### What the task asks
Retype the material below. Keep every word exactly as it is.

## Begin Input

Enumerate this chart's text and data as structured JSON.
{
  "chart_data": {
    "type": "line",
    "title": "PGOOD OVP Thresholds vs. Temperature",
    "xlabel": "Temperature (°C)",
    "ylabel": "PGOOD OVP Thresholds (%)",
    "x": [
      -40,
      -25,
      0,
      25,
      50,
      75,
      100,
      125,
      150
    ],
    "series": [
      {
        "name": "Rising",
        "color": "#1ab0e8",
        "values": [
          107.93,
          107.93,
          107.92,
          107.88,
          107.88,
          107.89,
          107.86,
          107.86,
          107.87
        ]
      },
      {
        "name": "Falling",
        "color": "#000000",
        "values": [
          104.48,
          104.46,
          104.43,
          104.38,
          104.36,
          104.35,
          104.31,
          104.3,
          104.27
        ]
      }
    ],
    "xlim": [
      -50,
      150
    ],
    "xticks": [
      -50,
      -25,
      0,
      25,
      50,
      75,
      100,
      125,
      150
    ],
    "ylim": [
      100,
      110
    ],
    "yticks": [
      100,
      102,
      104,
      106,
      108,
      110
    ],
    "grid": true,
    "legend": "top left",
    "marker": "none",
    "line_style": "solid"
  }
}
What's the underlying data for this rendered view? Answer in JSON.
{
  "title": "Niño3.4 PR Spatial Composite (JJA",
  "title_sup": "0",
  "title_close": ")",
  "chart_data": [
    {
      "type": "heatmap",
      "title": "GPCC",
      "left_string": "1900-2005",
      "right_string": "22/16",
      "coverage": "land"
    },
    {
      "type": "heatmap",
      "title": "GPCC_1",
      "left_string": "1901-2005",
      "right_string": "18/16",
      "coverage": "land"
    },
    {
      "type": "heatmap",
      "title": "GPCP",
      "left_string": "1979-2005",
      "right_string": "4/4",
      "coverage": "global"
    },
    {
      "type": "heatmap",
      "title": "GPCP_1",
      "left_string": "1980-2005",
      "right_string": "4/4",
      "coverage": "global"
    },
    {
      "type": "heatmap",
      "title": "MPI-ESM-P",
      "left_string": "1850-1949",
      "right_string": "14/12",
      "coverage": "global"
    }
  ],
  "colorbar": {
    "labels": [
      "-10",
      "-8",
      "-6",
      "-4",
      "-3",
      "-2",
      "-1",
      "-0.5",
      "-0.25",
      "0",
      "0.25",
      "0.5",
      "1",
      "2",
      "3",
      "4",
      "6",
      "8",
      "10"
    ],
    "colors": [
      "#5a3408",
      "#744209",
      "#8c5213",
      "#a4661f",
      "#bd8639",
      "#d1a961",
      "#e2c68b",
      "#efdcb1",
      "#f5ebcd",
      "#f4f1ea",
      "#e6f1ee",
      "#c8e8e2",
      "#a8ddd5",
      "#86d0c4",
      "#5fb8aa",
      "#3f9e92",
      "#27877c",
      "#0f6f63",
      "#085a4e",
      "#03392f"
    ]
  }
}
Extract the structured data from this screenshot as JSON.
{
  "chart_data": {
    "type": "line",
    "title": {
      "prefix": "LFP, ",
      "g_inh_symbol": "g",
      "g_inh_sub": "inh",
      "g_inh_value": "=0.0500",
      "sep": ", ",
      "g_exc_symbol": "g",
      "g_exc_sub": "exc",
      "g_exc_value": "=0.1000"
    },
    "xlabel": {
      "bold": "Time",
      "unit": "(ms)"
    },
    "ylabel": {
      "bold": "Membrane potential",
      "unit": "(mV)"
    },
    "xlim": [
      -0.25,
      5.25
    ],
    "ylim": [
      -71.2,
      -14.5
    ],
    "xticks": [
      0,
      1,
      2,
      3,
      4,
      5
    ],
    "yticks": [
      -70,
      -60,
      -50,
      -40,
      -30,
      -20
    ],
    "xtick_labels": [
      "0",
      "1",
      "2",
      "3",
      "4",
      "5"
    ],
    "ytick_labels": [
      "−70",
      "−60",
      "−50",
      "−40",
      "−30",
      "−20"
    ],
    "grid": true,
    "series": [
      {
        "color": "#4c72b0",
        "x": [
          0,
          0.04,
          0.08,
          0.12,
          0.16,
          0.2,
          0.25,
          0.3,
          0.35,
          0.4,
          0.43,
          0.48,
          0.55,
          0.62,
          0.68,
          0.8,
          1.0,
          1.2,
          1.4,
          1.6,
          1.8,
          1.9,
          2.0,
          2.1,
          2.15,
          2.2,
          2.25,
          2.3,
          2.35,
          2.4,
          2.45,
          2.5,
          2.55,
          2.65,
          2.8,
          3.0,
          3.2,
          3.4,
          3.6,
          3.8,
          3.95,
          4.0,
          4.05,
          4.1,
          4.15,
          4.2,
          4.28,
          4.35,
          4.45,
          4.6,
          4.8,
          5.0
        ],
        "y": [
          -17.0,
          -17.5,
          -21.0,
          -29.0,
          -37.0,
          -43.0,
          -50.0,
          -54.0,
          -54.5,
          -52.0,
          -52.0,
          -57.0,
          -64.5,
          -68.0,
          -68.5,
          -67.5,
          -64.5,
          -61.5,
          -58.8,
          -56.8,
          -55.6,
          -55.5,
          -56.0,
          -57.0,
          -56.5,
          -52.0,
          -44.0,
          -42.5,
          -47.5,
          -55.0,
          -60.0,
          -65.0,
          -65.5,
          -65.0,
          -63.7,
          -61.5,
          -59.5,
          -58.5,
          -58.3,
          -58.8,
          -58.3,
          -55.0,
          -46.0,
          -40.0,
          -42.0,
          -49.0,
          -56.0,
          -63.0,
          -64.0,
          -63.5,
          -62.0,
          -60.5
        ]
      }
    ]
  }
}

## End Input

### Expected answer
Enumerate this chart's text and data as structured JSON.
{
  "chart_data": {
    "type": "line",
    "title": "PGOOD OVP Thresholds vs. Temperature",
    "xlabel": "Temperature (°C)",
    "ylabel": "PGOOD OVP Thresholds (%)",
    "x": [
      -40,
      -25,
      0,
      25,
      50,
      75,
      100,
      125,
      150
    ],
    "series": [
      {
        "name": "Rising",
        "color": "#1ab0e8",
        "values": [
          107.93,
          107.93,
          107.92,
          107.88,
          107.88,
          107.89,
          107.86,
          107.86,
          107.87
        ]
      },
      {
        "name": "Falling",
        "color": "#000000",
        "values": [
          104.48,
          104.46,
          104.43,
          104.38,
          104.36,
          104.35,
          104.31,
          104.3,
          104.27
        ]
      }
    ],
    "xlim": [
      -50,
      150
    ],
    "xticks": [
      -50,
      -25,
      0,
      25,
      50,
      75,
      100,
      125,
      150
    ],
    "ylim": [
      100,
      110
    ],
    "yticks": [
      100,
      102,
      104,
      106,
      108,
      110
    ],
    "grid": true,
    "legend": "top left",
    "marker": "none",
    "line_style": "solid"
  }
}
What's the underlying data for this rendered view? Answer in JSON.
{
  "title": "Niño3.4 PR Spatial Composite (JJA",
  "title_sup": "0",
  "title_close": ")",
  "chart_data": [
    {
      "type": "heatmap",
      "title": "GPCC",
      "left_string": "1900-2005",
      "right_string": "22/16",
      "coverage": "land"
    },
    {
      "type": "heatmap",
      "title": "GPCC_1",
      "left_string": "1901-2005",
      "right_string": "18/16",
      "coverage": "land"
    },
    {
      "type": "heatmap",
      "title": "GPCP",
      "left_string": "1979-2005",
      "right_string": "4/4",
      "coverage": "global"
    },
    {
      "type": "heatmap",
      "title": "GPCP_1",
      "left_string": "1980-2005",
      "right_string": "4/4",
      "coverage": "global"
    },
    {
      "type": "heatmap",
      "title": "MPI-ESM-P",
      "left_string": "1850-1949",
      "right_string": "14/12",
      "coverage": "global"
    }
  ],
  "colorbar": {
    "labels": [
      "-10",
      "-8",
      "-6",
      "-4",
      "-3",
      "-2",
      "-1",
      "-0.5",
      "-0.25",
      "0",
      "0.25",
      "0.5",
      "1",
      "2",
      "3",
      "4",
      "6",
      "8",
      "10"
    ],
    "colors": [
      "#5a3408",
      "#744209",
      "#8c5213",
      "#a4661f",
      "#bd8639",
      "#d1a961",
      "#e2c68b",
      "#efdcb1",
      "#f5ebcd",
      "#f4f1ea",
      "#e6f1ee",
      "#c8e8e2",
      "#a8ddd5",
      "#86d0c4",
      "#5fb8aa",
      "#3f9e92",
      "#27877c",
      "#0f6f63",
      "#085a4e",
      "#03392f"
    ]
  }
}
Extract the structured data from this screenshot as JSON.
{
  "chart_data": {
    "type": "line",
    "title": {
      "prefix": "LFP, ",
      "g_inh_symbol": "g",
      "g_inh_sub": "inh",
      "g_inh_value": "=0.0500",
      "sep": ", ",
      "g_exc_symbol": "g",
      "g_exc_sub": "exc",
      "g_exc_value": "=0.1000"
    },
    "xlabel": {
      "bold": "Time",
      "unit": "(ms)"
    },
    "ylabel": {
      "bold": "Membrane potential",
      "unit": "(mV)"
    },
    "xlim": [
      -0.25,
      5.25
    ],
    "ylim": [
      -71.2,
      -14.5
    ],
    "xticks": [
      0,
      1,
      2,
      3,
      4,
      5
    ],
    "yticks": [
      -70,
      -60,
      -50,
      -40,
      -30,
      -20
    ],
    "xtick_labels": [
      "0",
      "1",
      "2",
      "3",
      "4",
      "5"
    ],
    "ytick_labels": [
      "−70",
      "−60",
      "−50",
      "−40",
      "−30",
      "−20"
    ],
    "grid": true,
    "series": [
      {
        "color": "#4c72b0",
        "x": [
          0,
          0.04,
          0.08,
          0.12,
          0.16,
          0.2,
          0.25,
          0.3,
          0.35,
          0.4,
          0.43,
          0.48,
          0.55,
          0.62,
          0.68,
          0.8,
          1.0,
          1.2,
          1.4,
          1.6,
          1.8,
          1.9,
          2.0,
          2.1,
          2.15,
          2.2,
          2.25,
          2.3,
          2.35,
          2.4,
          2.45,
          2.5,
          2.55,
          2.65,
          2.8,
          3.0,
          3.2,
          3.4,
          3.6,
          3.8,
          3.95,
          4.0,
          4.05,
          4.1,
          4.15,
          4.2,
          4.28,
          4.35,
          4.45,
          4.6,
          4.8,
          5.0
        ],
        "y": [
          -17.0,
          -17.5,
          -21.0,
          -29.0,
          -37.0,
          -43.0,
          -50.0,
          -54.0,
          -54.5,
          -52.0,
          -52.0,
          -57.0,
          -64.5,
          -68.0,
          -68.5,
          -67.5,
          -64.5,
          -61.5,
          -58.8,
          -56.8,
          -55.6,
          -55.5,
          -56.0,
          -57.0,
          -56.5,
          -52.0,
          -44.0,
          -42.5,
          -47.5,
          -55.0,
          -60.0,
          -65.0,
          -65.5,
          -65.0,
          -63.7,
          -61.5,
          -59.5,
          -58.5,
          -58.3,
          -58.8,
          -58.3,
          -55.0,
          -46.0,
          -40.0,
          -42.0,
          -49.0,
          -56.0,
          -63.0,
          -64.0,
          -63.5,
          -62.0,
          -60.5
        ]
      }
    ]
  }
}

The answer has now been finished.